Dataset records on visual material
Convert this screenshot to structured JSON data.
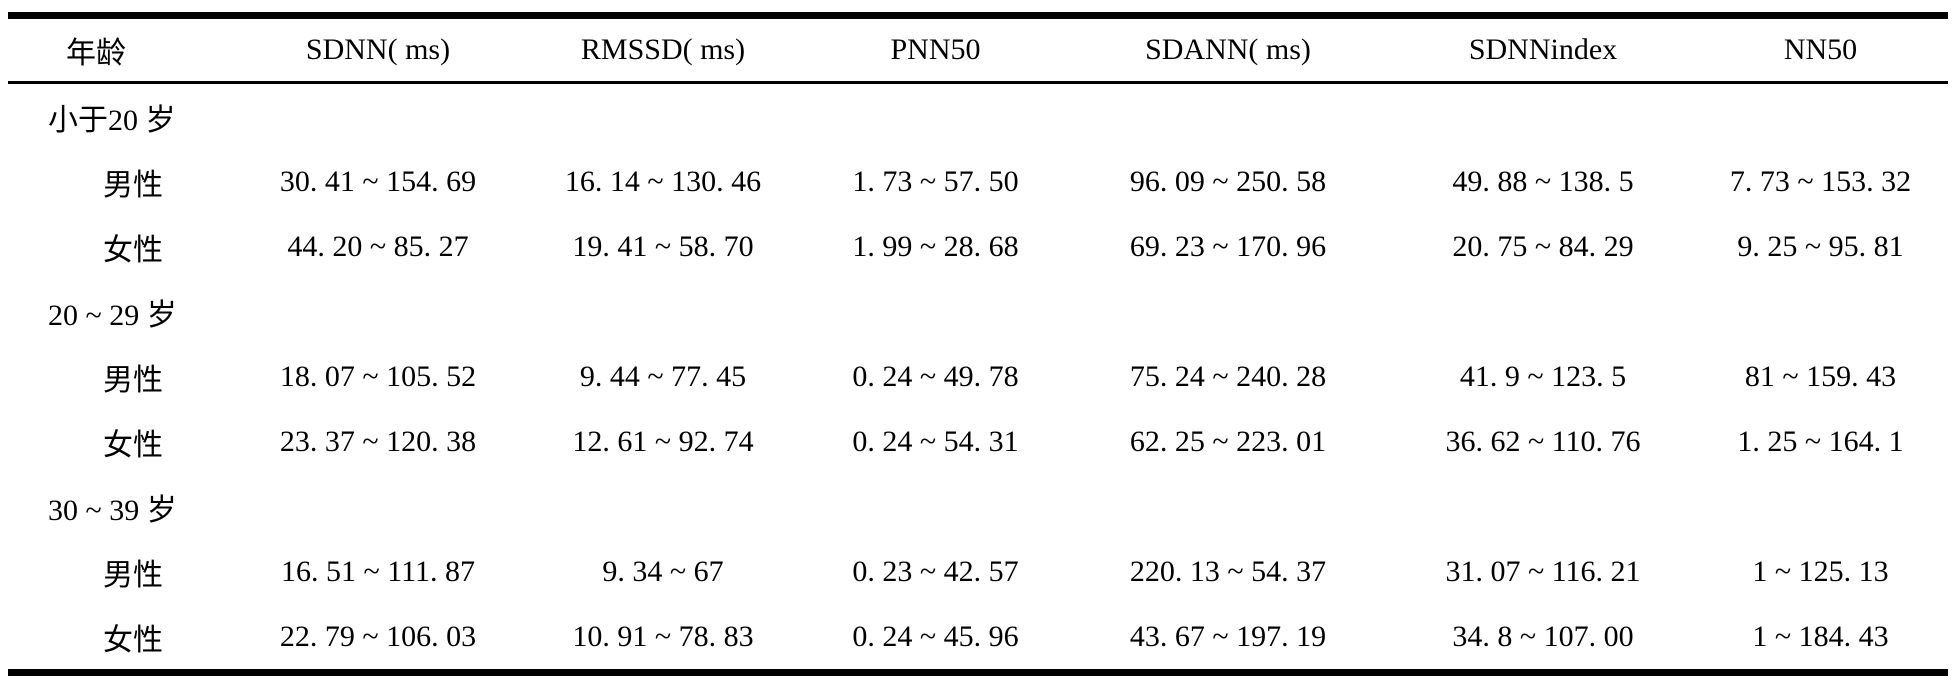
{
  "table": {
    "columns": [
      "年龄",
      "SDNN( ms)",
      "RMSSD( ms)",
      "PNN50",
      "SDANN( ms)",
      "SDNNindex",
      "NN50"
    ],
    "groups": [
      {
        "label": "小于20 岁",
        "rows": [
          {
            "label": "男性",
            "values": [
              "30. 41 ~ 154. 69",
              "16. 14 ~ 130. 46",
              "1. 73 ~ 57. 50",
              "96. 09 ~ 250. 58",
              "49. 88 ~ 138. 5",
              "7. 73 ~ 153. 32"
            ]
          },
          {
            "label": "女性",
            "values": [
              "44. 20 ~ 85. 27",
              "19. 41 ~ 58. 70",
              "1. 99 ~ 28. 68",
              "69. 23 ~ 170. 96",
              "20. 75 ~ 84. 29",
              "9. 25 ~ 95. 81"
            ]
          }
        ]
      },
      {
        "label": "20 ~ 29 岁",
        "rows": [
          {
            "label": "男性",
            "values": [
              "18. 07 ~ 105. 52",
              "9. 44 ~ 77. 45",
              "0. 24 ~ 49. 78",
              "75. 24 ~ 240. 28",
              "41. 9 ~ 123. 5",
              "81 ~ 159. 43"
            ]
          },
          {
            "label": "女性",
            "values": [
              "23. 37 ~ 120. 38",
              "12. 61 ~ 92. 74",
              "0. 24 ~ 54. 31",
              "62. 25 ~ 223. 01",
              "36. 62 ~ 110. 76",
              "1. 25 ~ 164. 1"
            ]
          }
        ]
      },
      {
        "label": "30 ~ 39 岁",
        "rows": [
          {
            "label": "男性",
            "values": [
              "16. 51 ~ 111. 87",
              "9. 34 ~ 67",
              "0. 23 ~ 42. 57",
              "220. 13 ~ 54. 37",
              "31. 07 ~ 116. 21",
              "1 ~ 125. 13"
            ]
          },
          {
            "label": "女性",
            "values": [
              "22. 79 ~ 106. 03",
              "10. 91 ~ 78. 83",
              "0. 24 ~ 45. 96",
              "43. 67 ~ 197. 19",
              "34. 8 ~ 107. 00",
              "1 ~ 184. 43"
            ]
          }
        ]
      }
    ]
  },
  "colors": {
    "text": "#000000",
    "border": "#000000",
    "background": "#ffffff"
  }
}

# Required task:
Omit the pictures. Transcribe every record exactly.

# Result:
Convert this screenshot to structured JSON data.
{
  "table": {
    "columns": [
      "年龄",
      "SDNN( ms)",
      "RMSSD( ms)",
      "PNN50",
      "SDANN( ms)",
      "SDNNindex",
      "NN50"
    ],
    "groups": [
      {
        "label": "小于20 岁",
        "rows": [
          {
            "label": "男性",
            "values": [
              "30. 41 ~ 154. 69",
              "16. 14 ~ 130. 46",
              "1. 73 ~ 57. 50",
              "96. 09 ~ 250. 58",
              "49. 88 ~ 138. 5",
              "7. 73 ~ 153. 32"
            ]
          },
          {
            "label": "女性",
            "values": [
              "44. 20 ~ 85. 27",
              "19. 41 ~ 58. 70",
              "1. 99 ~ 28. 68",
              "69. 23 ~ 170. 96",
              "20. 75 ~ 84. 29",
              "9. 25 ~ 95. 81"
            ]
          }
        ]
      },
      {
        "label": "20 ~ 29 岁",
        "rows": [
          {
            "label": "男性",
            "values": [
              "18. 07 ~ 105. 52",
              "9. 44 ~ 77. 45",
              "0. 24 ~ 49. 78",
              "75. 24 ~ 240. 28",
              "41. 9 ~ 123. 5",
              "81 ~ 159. 43"
            ]
          },
          {
            "label": "女性",
            "values": [
              "23. 37 ~ 120. 38",
              "12. 61 ~ 92. 74",
              "0. 24 ~ 54. 31",
              "62. 25 ~ 223. 01",
              "36. 62 ~ 110. 76",
              "1. 25 ~ 164. 1"
            ]
          }
        ]
      },
      {
        "label": "30 ~ 39 岁",
        "rows": [
          {
            "label": "男性",
            "values": [
              "16. 51 ~ 111. 87",
              "9. 34 ~ 67",
              "0. 23 ~ 42. 57",
              "220. 13 ~ 54. 37",
              "31. 07 ~ 116. 21",
              "1 ~ 125. 13"
            ]
          },
          {
            "label": "女性",
            "values": [
              "22. 79 ~ 106. 03",
              "10. 91 ~ 78. 83",
              "0. 24 ~ 45. 96",
              "43. 67 ~ 197. 19",
              "34. 8 ~ 107. 00",
              "1 ~ 184. 43"
            ]
          }
        ]
      }
    ]
  },
  "colors": {
    "text": "#000000",
    "border": "#000000",
    "background": "#ffffff"
  }
}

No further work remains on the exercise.